Scan each line of the records for the word "None" and extract the ones that have it.

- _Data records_

※

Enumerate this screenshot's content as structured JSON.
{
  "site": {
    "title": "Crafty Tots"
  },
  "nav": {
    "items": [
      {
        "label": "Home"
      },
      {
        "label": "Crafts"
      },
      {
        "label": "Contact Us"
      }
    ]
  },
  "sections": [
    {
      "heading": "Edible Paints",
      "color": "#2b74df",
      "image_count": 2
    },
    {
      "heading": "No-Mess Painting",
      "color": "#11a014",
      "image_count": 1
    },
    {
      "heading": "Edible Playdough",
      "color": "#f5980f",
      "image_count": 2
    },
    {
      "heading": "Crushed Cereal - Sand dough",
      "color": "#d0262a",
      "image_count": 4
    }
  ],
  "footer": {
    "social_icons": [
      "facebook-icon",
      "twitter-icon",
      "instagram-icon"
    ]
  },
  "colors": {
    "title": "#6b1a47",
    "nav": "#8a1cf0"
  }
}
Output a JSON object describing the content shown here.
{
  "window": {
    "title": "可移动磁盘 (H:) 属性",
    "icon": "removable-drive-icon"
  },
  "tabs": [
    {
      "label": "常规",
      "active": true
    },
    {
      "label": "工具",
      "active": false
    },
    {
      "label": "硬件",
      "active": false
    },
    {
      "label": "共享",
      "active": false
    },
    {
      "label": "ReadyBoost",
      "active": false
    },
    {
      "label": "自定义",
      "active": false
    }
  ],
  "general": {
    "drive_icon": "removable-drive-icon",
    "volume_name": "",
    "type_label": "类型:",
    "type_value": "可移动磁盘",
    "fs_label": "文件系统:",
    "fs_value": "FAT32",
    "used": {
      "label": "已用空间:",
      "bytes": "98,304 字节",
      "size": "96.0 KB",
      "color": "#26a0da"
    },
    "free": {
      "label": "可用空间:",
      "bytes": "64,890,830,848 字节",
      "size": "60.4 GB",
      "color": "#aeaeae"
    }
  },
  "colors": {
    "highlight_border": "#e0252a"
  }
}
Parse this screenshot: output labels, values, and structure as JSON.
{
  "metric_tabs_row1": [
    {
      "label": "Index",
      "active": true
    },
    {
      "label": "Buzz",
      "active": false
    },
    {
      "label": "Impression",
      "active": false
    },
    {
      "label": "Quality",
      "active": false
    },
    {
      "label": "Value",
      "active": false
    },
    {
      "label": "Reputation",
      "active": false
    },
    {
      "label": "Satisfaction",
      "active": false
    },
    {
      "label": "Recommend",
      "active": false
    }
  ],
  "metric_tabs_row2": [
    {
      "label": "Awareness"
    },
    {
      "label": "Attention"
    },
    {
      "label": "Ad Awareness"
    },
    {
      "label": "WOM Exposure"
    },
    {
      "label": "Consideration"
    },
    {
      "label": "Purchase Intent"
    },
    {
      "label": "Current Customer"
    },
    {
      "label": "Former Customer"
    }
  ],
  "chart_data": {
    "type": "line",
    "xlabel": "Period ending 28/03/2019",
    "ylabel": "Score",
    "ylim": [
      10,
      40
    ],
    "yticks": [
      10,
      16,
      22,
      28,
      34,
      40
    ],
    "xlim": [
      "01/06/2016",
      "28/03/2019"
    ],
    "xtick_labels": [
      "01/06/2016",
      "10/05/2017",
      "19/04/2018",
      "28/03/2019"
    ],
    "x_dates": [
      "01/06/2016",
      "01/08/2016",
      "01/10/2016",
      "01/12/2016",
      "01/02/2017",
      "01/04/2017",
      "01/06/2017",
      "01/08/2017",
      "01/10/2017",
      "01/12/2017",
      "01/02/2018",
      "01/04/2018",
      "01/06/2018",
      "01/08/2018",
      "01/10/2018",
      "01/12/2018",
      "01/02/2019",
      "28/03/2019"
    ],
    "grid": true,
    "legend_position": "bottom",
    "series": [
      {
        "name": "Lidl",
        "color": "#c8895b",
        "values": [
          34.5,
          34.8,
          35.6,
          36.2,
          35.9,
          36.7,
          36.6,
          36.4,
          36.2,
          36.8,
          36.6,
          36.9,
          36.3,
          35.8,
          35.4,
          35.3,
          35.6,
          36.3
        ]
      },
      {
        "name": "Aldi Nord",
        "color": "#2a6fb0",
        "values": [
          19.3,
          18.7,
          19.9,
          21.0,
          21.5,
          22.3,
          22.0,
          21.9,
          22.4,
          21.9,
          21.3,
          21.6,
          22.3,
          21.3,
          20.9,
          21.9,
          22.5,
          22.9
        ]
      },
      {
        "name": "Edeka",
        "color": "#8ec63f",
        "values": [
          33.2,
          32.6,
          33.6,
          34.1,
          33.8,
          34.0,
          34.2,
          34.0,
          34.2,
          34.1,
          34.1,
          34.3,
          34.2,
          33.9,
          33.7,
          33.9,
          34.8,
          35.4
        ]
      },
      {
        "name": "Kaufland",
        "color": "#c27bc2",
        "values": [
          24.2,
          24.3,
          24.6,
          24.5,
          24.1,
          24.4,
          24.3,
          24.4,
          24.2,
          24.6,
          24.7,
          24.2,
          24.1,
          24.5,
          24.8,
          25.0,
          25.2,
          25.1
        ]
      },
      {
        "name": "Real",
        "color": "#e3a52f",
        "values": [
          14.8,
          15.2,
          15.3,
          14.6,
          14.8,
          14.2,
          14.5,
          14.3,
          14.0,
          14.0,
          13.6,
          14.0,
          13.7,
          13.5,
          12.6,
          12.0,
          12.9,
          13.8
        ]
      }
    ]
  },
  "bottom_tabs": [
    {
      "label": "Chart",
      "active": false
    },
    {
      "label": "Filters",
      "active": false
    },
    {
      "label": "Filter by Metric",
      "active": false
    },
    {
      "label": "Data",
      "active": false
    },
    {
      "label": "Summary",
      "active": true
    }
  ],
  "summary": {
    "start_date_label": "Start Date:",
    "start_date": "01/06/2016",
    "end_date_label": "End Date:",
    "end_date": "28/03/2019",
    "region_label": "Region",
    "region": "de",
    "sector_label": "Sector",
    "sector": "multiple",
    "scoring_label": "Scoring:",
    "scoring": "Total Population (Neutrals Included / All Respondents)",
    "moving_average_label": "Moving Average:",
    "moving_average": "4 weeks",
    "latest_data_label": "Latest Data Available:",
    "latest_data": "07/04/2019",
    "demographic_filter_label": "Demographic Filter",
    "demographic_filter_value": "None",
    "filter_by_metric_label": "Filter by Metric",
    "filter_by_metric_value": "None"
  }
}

※

- _Output for this task_
    "demographic_filter_value": "None",
    "filter_by_metric_value": "None"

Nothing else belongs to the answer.